Stored data:
● ● ● ● ● ● ●

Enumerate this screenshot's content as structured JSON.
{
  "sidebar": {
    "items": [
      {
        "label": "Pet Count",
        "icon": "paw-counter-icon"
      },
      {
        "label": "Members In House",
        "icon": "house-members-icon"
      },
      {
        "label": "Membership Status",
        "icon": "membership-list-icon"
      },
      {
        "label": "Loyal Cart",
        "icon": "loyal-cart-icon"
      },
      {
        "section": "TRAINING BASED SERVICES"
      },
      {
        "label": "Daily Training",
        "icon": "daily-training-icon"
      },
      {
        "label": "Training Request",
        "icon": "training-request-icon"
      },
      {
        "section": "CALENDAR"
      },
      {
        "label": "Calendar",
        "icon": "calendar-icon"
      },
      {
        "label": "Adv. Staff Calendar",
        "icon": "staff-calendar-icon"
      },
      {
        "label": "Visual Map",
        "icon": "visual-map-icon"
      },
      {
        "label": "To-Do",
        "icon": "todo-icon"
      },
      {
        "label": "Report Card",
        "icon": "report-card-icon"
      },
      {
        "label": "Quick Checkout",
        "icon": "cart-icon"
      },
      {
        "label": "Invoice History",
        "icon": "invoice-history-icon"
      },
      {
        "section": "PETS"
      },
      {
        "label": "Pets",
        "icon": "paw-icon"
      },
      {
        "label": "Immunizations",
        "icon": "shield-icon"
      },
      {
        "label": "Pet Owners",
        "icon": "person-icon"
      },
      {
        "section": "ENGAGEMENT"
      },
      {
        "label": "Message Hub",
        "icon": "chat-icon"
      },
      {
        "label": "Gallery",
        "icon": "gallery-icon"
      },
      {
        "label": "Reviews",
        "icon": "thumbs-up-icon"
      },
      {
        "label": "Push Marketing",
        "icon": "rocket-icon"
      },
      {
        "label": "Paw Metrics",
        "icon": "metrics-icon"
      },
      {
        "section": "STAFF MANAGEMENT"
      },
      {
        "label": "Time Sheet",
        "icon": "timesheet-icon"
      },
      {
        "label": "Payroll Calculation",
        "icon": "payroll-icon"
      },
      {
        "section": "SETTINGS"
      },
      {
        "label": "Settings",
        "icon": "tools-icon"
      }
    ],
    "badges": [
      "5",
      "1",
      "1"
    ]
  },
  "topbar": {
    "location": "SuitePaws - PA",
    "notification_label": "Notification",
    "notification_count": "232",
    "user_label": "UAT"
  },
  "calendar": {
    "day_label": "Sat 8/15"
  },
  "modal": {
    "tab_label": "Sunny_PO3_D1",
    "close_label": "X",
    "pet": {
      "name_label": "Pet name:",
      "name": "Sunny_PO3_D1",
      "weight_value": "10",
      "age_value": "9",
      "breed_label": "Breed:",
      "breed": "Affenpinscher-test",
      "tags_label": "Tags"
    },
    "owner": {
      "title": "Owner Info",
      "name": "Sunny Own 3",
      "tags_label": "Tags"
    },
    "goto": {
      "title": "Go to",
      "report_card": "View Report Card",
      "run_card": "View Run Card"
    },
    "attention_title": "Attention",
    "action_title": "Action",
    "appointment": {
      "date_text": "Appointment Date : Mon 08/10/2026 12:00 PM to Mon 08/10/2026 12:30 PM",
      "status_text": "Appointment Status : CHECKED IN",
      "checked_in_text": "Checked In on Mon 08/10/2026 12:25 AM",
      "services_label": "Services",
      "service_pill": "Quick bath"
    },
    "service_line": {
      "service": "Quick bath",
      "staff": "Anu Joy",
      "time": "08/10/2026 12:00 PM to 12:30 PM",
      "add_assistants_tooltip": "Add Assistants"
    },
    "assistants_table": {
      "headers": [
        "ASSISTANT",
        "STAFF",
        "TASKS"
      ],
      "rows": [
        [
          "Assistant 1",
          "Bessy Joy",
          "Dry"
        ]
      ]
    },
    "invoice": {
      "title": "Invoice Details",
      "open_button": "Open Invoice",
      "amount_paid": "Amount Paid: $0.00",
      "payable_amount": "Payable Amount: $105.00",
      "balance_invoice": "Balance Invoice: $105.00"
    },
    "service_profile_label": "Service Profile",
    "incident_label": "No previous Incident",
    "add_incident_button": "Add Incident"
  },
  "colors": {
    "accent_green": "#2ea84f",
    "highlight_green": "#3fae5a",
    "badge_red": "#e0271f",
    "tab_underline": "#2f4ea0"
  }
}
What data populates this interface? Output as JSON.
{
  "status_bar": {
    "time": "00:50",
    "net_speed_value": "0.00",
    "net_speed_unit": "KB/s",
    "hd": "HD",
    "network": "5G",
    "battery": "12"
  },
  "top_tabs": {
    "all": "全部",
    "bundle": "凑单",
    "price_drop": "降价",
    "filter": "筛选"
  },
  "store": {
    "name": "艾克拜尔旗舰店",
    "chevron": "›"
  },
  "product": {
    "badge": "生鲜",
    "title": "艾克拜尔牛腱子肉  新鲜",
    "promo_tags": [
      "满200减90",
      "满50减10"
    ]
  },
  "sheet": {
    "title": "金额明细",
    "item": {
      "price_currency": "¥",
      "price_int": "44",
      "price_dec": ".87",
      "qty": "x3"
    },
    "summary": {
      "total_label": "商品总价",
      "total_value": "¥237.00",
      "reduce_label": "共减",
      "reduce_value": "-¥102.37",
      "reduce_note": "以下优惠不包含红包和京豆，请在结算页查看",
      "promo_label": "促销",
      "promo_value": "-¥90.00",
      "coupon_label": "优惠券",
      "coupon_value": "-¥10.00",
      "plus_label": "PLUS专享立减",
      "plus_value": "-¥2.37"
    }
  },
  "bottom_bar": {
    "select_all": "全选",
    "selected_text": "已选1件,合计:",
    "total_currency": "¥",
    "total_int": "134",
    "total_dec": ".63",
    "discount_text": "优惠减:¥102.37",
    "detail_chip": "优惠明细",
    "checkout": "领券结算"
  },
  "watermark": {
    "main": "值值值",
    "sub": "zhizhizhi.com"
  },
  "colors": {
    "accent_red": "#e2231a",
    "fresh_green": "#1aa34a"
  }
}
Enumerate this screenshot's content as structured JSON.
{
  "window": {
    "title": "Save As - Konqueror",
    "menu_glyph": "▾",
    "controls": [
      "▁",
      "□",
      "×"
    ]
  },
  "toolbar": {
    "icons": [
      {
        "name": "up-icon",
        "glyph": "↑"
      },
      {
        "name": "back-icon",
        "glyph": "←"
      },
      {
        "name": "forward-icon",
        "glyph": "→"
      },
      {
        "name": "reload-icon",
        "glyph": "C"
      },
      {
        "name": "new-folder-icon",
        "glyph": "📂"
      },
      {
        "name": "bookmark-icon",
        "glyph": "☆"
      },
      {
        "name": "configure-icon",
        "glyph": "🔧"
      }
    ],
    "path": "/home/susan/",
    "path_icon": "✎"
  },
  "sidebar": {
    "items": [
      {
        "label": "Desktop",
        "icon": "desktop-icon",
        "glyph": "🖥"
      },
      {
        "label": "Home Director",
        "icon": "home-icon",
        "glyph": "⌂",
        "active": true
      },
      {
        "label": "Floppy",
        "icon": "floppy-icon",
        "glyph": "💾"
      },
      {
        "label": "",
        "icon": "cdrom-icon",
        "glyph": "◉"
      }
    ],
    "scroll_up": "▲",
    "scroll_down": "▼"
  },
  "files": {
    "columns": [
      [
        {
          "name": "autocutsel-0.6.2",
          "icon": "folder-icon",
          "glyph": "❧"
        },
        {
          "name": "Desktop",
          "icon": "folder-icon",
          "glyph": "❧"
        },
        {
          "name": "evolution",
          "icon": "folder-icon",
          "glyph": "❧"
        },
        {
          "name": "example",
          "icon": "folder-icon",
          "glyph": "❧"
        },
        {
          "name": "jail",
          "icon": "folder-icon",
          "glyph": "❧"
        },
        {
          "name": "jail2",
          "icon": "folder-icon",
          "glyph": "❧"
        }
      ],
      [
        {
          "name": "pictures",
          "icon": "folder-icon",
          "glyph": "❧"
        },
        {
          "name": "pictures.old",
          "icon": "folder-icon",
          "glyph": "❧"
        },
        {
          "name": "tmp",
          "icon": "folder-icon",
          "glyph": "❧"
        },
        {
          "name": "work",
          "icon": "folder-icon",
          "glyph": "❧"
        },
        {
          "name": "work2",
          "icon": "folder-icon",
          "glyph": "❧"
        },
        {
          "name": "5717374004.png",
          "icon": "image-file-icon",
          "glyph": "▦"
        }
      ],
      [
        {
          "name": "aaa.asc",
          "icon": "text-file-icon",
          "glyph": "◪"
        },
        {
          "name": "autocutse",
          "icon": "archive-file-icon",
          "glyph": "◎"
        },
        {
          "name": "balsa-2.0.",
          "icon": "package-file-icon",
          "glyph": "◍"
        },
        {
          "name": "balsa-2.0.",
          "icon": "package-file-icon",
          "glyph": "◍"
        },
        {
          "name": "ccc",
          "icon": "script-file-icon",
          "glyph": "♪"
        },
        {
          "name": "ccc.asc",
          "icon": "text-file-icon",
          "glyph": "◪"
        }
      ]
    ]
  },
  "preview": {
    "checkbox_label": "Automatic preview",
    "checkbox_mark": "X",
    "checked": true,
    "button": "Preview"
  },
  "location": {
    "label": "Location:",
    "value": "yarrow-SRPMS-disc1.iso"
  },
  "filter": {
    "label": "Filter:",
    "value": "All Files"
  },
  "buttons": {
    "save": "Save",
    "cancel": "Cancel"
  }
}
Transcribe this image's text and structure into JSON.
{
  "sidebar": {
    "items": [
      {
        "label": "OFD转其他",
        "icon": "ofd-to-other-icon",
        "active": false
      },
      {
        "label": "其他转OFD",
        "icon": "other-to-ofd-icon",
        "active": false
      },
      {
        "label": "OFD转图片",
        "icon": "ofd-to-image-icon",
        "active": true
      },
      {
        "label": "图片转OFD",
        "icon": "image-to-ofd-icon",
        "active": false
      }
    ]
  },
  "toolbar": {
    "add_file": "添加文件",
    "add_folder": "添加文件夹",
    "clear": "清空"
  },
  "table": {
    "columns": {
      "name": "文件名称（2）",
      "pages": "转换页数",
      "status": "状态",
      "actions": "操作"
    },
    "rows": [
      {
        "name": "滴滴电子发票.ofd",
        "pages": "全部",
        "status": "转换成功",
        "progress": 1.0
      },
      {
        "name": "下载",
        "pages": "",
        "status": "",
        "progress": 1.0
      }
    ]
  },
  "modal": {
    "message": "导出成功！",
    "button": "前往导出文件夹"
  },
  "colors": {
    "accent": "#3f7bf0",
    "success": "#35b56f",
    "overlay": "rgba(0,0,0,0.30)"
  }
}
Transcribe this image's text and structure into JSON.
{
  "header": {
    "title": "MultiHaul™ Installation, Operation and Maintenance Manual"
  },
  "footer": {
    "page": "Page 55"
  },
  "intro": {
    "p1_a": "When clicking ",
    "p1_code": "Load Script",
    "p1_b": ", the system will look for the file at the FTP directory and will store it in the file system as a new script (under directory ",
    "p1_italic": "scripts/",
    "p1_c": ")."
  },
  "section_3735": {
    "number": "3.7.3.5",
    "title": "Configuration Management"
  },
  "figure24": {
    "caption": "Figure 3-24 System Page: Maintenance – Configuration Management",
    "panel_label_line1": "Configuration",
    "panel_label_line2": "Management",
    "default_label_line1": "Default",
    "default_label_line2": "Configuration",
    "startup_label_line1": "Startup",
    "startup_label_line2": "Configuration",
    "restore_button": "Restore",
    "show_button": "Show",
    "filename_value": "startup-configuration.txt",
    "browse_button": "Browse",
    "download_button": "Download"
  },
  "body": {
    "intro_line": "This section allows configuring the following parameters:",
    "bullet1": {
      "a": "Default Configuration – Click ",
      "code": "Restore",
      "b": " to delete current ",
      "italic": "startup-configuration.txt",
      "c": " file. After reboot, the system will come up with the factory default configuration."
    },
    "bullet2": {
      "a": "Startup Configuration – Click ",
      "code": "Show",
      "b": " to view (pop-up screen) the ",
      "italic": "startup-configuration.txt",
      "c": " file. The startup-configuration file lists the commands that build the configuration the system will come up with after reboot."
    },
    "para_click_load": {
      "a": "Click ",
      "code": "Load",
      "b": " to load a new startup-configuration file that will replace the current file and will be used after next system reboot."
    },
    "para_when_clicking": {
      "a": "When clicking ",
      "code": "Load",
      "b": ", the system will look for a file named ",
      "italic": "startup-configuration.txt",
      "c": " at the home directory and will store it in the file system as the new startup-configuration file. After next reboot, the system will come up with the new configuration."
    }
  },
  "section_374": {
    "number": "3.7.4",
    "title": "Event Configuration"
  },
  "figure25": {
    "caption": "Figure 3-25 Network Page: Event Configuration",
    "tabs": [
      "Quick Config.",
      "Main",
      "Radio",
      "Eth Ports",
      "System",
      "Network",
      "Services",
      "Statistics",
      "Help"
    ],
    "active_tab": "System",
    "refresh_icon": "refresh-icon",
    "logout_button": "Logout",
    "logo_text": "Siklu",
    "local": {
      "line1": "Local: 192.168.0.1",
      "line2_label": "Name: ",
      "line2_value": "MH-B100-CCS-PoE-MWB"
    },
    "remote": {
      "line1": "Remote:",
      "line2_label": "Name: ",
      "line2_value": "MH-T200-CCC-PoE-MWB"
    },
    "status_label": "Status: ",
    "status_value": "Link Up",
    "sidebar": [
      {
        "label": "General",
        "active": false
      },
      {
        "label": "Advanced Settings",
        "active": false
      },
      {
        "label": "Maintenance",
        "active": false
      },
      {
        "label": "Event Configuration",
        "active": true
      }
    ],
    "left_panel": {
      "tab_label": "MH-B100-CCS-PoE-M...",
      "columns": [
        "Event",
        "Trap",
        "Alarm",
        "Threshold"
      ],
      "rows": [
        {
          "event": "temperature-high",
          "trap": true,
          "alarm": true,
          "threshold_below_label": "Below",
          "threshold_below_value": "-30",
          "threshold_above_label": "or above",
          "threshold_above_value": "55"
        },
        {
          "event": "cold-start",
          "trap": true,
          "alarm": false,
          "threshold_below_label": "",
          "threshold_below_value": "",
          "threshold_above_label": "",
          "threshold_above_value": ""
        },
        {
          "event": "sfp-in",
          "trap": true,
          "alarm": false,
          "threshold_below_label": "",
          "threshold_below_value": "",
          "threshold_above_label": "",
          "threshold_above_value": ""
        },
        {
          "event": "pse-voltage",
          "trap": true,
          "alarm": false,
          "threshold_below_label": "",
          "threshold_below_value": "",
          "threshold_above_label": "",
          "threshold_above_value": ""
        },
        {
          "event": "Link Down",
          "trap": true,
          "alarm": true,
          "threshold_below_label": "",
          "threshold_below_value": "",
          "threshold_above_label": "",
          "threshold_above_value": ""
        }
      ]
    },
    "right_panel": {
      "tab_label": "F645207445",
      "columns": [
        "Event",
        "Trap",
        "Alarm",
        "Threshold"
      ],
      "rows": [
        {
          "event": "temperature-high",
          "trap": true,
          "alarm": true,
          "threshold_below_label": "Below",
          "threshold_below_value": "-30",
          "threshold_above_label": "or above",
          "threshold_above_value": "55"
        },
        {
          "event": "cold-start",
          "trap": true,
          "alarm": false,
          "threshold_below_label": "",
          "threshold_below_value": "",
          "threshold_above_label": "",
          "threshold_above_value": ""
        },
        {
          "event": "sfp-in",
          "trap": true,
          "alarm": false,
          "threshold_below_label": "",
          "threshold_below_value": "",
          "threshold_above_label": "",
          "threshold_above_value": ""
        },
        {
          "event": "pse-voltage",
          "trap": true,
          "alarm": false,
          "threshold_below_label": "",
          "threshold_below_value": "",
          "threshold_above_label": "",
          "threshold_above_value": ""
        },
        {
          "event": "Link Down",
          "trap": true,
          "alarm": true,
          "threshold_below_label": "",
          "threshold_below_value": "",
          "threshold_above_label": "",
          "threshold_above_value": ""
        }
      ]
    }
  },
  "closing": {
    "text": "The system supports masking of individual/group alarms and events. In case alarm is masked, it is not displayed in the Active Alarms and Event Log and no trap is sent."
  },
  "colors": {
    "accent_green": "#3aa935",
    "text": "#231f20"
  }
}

● ● ● ● ● ● ●

> _Task to complete_:
Check all the records above and select each line where the string "Quick" is found.

> _Expected answer_:
        "label": "Quick Checkout",
      "service_pill": "Quick bath"
      "service": "Quick bath",
      "Quick Config.",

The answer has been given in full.